*Excerpted data*:
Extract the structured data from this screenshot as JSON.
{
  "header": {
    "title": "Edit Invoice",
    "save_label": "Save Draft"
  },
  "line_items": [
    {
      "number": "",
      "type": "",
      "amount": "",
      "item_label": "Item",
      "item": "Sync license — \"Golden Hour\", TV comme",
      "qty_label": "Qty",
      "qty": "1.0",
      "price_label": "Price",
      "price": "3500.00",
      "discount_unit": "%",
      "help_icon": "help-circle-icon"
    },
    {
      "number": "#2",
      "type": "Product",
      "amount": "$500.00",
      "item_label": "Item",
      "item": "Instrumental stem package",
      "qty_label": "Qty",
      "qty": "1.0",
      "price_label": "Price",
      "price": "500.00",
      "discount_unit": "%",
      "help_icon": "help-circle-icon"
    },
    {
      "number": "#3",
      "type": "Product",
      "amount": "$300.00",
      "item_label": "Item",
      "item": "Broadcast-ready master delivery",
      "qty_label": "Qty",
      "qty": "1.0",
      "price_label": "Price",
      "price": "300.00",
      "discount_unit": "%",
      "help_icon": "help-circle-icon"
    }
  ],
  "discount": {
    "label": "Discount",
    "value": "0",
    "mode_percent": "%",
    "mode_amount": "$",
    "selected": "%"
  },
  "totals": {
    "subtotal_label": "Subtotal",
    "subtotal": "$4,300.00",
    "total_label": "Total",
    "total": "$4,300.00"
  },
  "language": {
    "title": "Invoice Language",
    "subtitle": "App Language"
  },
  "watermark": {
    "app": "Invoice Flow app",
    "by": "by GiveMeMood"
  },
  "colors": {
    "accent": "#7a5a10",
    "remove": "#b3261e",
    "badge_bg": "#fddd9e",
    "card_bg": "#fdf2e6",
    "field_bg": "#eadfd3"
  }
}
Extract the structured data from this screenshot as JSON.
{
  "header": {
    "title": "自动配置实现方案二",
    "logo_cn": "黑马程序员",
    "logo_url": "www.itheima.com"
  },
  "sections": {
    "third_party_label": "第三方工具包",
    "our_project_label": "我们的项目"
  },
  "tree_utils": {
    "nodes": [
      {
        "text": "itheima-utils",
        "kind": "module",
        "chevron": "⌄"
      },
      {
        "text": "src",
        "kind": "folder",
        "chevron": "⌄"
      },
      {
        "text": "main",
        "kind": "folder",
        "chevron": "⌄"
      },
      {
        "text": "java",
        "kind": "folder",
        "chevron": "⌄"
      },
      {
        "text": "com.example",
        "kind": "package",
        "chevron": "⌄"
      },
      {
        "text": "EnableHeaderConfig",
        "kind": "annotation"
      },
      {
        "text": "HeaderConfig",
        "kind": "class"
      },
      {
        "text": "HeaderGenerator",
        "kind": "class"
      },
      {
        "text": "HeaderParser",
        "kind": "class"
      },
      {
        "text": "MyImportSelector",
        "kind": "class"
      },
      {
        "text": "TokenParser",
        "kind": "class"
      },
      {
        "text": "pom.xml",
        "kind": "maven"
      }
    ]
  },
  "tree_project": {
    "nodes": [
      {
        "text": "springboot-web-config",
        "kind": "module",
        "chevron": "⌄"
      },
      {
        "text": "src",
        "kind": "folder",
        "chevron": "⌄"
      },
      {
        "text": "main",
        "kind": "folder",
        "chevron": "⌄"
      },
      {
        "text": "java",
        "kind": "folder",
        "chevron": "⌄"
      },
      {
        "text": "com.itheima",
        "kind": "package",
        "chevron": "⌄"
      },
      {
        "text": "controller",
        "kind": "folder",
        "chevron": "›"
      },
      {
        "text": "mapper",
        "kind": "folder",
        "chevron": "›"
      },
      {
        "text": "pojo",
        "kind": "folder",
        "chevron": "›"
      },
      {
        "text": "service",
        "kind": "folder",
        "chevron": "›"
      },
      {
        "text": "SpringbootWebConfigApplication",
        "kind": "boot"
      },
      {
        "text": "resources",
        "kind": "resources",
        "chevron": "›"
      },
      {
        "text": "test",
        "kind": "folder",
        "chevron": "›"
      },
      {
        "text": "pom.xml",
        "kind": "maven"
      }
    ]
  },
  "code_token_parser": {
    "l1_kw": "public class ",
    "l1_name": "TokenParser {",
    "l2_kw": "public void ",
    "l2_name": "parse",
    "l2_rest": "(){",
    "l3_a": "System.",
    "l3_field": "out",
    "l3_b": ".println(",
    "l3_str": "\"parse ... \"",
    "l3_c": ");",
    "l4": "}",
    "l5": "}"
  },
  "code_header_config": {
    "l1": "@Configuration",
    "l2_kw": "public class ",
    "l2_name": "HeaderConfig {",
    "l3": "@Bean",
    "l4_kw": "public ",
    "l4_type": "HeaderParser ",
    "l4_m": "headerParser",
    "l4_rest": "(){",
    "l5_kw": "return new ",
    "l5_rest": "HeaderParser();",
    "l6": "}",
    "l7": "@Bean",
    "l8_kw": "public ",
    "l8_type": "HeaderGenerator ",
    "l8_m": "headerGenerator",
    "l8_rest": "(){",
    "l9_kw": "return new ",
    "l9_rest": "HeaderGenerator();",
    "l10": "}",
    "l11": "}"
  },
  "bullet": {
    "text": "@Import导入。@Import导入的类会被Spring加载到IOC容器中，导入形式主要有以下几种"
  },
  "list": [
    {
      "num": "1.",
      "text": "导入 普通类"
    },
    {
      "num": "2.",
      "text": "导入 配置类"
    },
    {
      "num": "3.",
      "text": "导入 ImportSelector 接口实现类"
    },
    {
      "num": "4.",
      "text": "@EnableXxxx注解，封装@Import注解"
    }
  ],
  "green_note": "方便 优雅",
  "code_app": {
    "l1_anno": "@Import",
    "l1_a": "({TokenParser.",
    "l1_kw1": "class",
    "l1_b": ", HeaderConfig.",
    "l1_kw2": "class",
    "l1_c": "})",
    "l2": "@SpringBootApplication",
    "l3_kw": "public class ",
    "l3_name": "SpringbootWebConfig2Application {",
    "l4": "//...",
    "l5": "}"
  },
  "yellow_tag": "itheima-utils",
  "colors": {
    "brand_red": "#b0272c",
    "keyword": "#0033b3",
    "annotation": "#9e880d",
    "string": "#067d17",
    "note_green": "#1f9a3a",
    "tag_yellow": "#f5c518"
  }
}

*Exercise objective*: Your task is to quote the listing above word for word.

*Complete output*:
Extract the structured data from this screenshot as JSON.
{
  "header": {
    "title": "Edit Invoice",
    "save_label": "Save Draft"
  },
  "line_items": [
    {
      "number": "",
      "type": "",
      "amount": "",
      "item_label": "Item",
      "item": "Sync license — \"Golden Hour\", TV comme",
      "qty_label": "Qty",
      "qty": "1.0",
      "price_label": "Price",
      "price": "3500.00",
      "discount_unit": "%",
      "help_icon": "help-circle-icon"
    },
    {
      "number": "#2",
      "type": "Product",
      "amount": "$500.00",
      "item_label": "Item",
      "item": "Instrumental stem package",
      "qty_label": "Qty",
      "qty": "1.0",
      "price_label": "Price",
      "price": "500.00",
      "discount_unit": "%",
      "help_icon": "help-circle-icon"
    },
    {
      "number": "#3",
      "type": "Product",
      "amount": "$300.00",
      "item_label": "Item",
      "item": "Broadcast-ready master delivery",
      "qty_label": "Qty",
      "qty": "1.0",
      "price_label": "Price",
      "price": "300.00",
      "discount_unit": "%",
      "help_icon": "help-circle-icon"
    }
  ],
  "discount": {
    "label": "Discount",
    "value": "0",
    "mode_percent": "%",
    "mode_amount": "$",
    "selected": "%"
  },
  "totals": {
    "subtotal_label": "Subtotal",
    "subtotal": "$4,300.00",
    "total_label": "Total",
    "total": "$4,300.00"
  },
  "language": {
    "title": "Invoice Language",
    "subtitle": "App Language"
  },
  "watermark": {
    "app": "Invoice Flow app",
    "by": "by GiveMeMood"
  },
  "colors": {
    "accent": "#7a5a10",
    "remove": "#b3261e",
    "badge_bg": "#fddd9e",
    "card_bg": "#fdf2e6",
    "field_bg": "#eadfd3"
  }
}
Extract the structured data from this screenshot as JSON.
{
  "header": {
    "title": "自动配置实现方案二",
    "logo_cn": "黑马程序员",
    "logo_url": "www.itheima.com"
  },
  "sections": {
    "third_party_label": "第三方工具包",
    "our_project_label": "我们的项目"
  },
  "tree_utils": {
    "nodes": [
      {
        "text": "itheima-utils",
        "kind": "module",
        "chevron": "⌄"
      },
      {
        "text": "src",
        "kind": "folder",
        "chevron": "⌄"
      },
      {
        "text": "main",
        "kind": "folder",
        "chevron": "⌄"
      },
      {
        "text": "java",
        "kind": "folder",
        "chevron": "⌄"
      },
      {
        "text": "com.example",
        "kind": "package",
        "chevron": "⌄"
      },
      {
        "text": "EnableHeaderConfig",
        "kind": "annotation"
      },
      {
        "text": "HeaderConfig",
        "kind": "class"
      },
      {
        "text": "HeaderGenerator",
        "kind": "class"
      },
      {
        "text": "HeaderParser",
        "kind": "class"
      },
      {
        "text": "MyImportSelector",
        "kind": "class"
      },
      {
        "text": "TokenParser",
        "kind": "class"
      },
      {
        "text": "pom.xml",
        "kind": "maven"
      }
    ]
  },
  "tree_project": {
    "nodes": [
      {
        "text": "springboot-web-config",
        "kind": "module",
        "chevron": "⌄"
      },
      {
        "text": "src",
        "kind": "folder",
        "chevron": "⌄"
      },
      {
        "text": "main",
        "kind": "folder",
        "chevron": "⌄"
      },
      {
        "text": "java",
        "kind": "folder",
        "chevron": "⌄"
      },
      {
        "text": "com.itheima",
        "kind": "package",
        "chevron": "⌄"
      },
      {
        "text": "controller",
        "kind": "folder",
        "chevron": "›"
      },
      {
        "text": "mapper",
        "kind": "folder",
        "chevron": "›"
      },
      {
        "text": "pojo",
        "kind": "folder",
        "chevron": "›"
      },
      {
        "text": "service",
        "kind": "folder",
        "chevron": "›"
      },
      {
        "text": "SpringbootWebConfigApplication",
        "kind": "boot"
      },
      {
        "text": "resources",
        "kind": "resources",
        "chevron": "›"
      },
      {
        "text": "test",
        "kind": "folder",
        "chevron": "›"
      },
      {
        "text": "pom.xml",
        "kind": "maven"
      }
    ]
  },
  "code_token_parser": {
    "l1_kw": "public class ",
    "l1_name": "TokenParser {",
    "l2_kw": "public void ",
    "l2_name": "parse",
    "l2_rest": "(){",
    "l3_a": "System.",
    "l3_field": "out",
    "l3_b": ".println(",
    "l3_str": "\"parse ... \"",
    "l3_c": ");",
    "l4": "}",
    "l5": "}"
  },
  "code_header_config": {
    "l1": "@Configuration",
    "l2_kw": "public class ",
    "l2_name": "HeaderConfig {",
    "l3": "@Bean",
    "l4_kw": "public ",
    "l4_type": "HeaderParser ",
    "l4_m": "headerParser",
    "l4_rest": "(){",
    "l5_kw": "return new ",
    "l5_rest": "HeaderParser();",
    "l6": "}",
    "l7": "@Bean",
    "l8_kw": "public ",
    "l8_type": "HeaderGenerator ",
    "l8_m": "headerGenerator",
    "l8_rest": "(){",
    "l9_kw": "return new ",
    "l9_rest": "HeaderGenerator();",
    "l10": "}",
    "l11": "}"
  },
  "bullet": {
    "text": "@Import导入。@Import导入的类会被Spring加载到IOC容器中，导入形式主要有以下几种"
  },
  "list": [
    {
      "num": "1.",
      "text": "导入 普通类"
    },
    {
      "num": "2.",
      "text": "导入 配置类"
    },
    {
      "num": "3.",
      "text": "导入 ImportSelector 接口实现类"
    },
    {
      "num": "4.",
      "text": "@EnableXxxx注解，封装@Import注解"
    }
  ],
  "green_note": "方便 优雅",
  "code_app": {
    "l1_anno": "@Import",
    "l1_a": "({TokenParser.",
    "l1_kw1": "class",
    "l1_b": ", HeaderConfig.",
    "l1_kw2": "class",
    "l1_c": "})",
    "l2": "@SpringBootApplication",
    "l3_kw": "public class ",
    "l3_name": "SpringbootWebConfig2Application {",
    "l4": "//...",
    "l5": "}"
  },
  "yellow_tag": "itheima-utils",
  "colors": {
    "brand_red": "#b0272c",
    "keyword": "#0033b3",
    "annotation": "#9e880d",
    "string": "#067d17",
    "note_green": "#1f9a3a",
    "tag_yellow": "#f5c518"
  }
}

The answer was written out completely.